> _LISTED RECORDS_
>> begin
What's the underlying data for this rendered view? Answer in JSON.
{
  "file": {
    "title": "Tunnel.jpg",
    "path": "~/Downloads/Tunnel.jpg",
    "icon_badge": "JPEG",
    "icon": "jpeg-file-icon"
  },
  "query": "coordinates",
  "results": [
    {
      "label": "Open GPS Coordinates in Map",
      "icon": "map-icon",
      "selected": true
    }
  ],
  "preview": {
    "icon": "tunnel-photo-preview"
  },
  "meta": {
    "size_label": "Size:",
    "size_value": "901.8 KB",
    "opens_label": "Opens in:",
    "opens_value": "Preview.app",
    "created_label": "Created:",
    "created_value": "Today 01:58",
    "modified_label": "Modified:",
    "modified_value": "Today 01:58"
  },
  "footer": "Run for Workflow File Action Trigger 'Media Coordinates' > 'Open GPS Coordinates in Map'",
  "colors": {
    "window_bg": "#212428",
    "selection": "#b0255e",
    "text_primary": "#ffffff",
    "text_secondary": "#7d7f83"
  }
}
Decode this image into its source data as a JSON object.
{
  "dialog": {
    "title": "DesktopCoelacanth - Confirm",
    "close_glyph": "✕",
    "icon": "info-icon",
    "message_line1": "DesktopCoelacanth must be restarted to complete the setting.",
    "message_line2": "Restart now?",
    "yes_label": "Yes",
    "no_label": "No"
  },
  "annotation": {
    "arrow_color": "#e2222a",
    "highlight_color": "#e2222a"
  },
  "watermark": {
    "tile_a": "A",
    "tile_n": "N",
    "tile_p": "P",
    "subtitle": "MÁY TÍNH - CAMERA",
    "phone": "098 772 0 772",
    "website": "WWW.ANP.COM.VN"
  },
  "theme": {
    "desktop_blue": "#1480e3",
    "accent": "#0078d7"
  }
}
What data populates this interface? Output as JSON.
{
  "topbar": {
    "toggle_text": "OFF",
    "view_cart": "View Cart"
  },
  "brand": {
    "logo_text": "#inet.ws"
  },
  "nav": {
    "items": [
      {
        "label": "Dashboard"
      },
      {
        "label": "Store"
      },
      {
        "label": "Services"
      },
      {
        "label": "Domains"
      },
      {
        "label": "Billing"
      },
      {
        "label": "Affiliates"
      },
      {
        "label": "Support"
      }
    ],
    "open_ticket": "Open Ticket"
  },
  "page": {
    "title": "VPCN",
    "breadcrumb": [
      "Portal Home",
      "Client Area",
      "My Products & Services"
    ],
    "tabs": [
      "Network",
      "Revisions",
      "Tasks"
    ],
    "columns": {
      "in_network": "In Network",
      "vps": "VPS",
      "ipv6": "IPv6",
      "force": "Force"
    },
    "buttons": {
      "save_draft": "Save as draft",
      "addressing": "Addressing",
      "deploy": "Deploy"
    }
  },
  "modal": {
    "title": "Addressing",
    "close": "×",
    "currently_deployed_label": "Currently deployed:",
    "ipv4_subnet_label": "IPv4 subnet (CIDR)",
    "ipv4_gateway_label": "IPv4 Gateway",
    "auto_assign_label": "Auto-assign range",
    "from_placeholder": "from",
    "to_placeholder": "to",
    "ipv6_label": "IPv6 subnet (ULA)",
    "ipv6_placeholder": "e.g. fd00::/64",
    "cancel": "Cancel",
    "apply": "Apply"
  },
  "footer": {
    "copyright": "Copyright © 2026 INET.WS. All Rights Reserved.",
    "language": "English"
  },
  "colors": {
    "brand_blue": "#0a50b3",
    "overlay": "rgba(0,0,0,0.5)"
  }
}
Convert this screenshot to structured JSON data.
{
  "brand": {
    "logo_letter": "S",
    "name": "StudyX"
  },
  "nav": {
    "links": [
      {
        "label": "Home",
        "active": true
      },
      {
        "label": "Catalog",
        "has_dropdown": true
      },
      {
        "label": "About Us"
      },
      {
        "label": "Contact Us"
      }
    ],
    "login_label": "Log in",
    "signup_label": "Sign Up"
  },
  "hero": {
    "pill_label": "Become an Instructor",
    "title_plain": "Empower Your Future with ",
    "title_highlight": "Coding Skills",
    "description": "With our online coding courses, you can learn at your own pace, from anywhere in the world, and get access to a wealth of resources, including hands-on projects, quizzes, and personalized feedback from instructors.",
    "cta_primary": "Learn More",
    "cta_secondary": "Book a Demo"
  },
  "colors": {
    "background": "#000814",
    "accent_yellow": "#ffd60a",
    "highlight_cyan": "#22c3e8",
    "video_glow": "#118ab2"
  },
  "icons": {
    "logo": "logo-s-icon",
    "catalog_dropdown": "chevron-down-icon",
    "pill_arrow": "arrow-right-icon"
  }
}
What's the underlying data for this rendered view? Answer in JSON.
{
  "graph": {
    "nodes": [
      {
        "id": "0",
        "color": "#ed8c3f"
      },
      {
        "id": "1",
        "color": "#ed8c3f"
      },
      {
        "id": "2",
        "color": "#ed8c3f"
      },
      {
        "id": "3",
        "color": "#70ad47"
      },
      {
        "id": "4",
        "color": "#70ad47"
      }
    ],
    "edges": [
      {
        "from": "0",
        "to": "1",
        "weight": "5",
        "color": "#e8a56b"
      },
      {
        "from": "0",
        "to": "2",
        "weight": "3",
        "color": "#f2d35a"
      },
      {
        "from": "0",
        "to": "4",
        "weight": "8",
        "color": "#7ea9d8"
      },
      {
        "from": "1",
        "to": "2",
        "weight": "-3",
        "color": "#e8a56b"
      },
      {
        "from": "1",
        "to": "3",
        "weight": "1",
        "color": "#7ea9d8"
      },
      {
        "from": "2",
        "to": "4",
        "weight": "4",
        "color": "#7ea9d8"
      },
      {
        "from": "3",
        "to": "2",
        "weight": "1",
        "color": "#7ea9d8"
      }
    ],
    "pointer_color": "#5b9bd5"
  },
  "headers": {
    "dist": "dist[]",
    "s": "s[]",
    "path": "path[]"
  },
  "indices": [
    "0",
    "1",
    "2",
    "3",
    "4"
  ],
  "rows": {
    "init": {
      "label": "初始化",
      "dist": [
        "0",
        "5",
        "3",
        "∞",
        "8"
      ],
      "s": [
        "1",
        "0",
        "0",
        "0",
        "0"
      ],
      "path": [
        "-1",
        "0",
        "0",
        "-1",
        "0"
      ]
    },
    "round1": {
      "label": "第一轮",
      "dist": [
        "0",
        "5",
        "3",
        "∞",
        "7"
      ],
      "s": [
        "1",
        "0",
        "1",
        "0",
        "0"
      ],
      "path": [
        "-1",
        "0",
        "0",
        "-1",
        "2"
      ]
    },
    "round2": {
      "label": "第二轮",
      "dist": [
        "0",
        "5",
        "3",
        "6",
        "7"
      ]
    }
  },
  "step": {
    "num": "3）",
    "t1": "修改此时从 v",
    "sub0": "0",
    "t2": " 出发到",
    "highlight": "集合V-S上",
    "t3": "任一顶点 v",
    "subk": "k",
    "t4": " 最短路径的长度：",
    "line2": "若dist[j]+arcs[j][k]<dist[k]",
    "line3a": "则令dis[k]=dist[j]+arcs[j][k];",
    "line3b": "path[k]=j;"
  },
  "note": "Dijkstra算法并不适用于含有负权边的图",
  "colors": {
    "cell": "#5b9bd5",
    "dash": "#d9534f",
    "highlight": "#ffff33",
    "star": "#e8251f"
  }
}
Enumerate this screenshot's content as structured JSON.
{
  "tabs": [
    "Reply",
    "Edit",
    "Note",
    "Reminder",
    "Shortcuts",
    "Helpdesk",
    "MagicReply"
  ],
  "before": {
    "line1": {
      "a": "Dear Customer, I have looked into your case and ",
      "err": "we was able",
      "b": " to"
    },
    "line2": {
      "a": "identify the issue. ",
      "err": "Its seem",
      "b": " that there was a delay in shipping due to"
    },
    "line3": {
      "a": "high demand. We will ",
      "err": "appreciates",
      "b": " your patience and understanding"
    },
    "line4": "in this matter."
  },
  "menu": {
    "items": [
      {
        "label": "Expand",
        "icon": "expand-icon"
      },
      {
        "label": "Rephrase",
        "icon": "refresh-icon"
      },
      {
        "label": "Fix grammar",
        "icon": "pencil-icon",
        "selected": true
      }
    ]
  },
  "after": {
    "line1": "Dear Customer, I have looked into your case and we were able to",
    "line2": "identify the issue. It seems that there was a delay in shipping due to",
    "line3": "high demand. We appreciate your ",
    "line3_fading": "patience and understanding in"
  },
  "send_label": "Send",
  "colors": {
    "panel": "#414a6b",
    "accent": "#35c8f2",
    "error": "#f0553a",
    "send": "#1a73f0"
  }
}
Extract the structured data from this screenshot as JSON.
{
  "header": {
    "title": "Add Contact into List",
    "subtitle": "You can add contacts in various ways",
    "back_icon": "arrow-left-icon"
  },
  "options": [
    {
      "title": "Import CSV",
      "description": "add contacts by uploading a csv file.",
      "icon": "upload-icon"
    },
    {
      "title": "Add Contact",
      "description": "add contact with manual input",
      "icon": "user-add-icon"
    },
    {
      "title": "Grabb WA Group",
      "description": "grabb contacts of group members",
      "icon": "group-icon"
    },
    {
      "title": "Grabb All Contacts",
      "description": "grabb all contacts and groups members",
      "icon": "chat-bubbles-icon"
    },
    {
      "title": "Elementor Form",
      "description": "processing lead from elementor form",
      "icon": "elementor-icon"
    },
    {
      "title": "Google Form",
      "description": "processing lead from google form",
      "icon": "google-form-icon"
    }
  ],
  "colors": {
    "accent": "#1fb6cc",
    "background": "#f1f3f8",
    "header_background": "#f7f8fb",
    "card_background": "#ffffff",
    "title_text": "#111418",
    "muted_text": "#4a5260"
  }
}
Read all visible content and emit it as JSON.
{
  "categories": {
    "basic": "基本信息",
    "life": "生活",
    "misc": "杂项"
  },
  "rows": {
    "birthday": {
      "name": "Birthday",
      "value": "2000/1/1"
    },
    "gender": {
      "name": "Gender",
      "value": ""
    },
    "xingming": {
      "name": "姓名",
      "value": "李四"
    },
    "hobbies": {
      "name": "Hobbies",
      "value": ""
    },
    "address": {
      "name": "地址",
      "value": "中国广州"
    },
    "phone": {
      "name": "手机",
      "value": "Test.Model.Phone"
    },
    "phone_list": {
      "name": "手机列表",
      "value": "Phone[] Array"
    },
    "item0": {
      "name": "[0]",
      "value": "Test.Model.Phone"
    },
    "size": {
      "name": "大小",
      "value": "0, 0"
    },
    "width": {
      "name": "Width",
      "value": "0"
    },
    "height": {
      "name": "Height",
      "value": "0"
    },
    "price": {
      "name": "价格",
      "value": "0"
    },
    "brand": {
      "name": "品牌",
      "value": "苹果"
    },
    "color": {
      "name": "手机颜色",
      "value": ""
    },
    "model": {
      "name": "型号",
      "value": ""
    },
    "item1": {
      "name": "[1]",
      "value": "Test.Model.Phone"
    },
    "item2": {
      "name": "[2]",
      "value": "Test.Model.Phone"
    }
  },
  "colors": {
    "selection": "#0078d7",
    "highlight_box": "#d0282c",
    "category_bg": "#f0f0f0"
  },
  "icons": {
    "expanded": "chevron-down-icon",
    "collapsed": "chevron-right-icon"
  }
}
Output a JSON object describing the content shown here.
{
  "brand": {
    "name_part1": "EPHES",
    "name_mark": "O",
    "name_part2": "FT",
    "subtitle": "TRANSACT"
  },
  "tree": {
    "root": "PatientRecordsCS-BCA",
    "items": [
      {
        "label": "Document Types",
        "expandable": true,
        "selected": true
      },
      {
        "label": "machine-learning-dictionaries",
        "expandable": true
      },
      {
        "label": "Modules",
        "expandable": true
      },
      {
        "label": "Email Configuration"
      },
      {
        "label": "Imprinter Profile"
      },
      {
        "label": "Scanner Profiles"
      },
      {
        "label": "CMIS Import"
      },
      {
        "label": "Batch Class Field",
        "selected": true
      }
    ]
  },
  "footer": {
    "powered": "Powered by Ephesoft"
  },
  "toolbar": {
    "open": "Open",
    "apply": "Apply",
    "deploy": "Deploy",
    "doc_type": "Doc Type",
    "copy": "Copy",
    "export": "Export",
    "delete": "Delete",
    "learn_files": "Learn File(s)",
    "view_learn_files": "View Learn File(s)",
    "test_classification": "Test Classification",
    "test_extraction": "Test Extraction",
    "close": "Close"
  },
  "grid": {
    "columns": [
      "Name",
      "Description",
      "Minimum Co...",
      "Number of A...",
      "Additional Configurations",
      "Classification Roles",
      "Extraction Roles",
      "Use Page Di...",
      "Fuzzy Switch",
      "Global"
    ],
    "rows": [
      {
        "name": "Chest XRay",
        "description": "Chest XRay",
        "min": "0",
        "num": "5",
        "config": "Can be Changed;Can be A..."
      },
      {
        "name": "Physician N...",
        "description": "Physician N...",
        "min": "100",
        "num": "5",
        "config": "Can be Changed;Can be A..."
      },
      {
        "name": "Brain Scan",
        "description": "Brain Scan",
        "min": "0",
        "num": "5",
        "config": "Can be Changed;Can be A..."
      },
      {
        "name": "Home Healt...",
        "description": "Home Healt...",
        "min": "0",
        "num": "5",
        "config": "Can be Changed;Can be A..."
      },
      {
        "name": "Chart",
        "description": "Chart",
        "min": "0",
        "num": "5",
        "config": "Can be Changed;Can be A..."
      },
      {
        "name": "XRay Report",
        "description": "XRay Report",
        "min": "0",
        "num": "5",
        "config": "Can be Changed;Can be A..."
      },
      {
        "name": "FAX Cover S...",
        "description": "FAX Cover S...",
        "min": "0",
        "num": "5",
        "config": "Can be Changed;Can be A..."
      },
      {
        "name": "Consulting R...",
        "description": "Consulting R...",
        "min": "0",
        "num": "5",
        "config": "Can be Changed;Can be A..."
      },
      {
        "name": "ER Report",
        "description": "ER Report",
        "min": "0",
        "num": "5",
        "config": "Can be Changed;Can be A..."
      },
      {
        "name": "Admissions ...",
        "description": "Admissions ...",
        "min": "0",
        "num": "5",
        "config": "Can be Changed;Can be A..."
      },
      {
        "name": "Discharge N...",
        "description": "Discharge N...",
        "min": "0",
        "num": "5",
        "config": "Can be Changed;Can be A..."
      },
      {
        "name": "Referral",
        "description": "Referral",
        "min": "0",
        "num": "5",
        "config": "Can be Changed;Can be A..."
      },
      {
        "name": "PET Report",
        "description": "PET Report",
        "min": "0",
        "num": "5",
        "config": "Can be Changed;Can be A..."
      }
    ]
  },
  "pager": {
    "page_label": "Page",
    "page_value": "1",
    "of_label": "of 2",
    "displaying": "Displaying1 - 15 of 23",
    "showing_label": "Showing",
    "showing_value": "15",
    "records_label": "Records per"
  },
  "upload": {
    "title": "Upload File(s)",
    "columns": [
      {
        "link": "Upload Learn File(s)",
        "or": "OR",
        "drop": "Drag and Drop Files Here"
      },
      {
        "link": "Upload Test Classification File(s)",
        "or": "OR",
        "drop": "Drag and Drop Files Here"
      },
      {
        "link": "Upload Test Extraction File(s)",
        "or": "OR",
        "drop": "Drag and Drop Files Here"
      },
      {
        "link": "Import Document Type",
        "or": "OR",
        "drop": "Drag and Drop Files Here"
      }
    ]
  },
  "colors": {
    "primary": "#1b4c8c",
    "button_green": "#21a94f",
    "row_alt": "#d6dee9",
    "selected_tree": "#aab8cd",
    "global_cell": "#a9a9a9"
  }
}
>> end
> _WHAT THIS TASK INVOLVES_
Go through the records above and copy every line with the word "Brain".

> _WRITTEN RESPONSE_
        "name": "Brain Scan",
        "description": "Brain Scan",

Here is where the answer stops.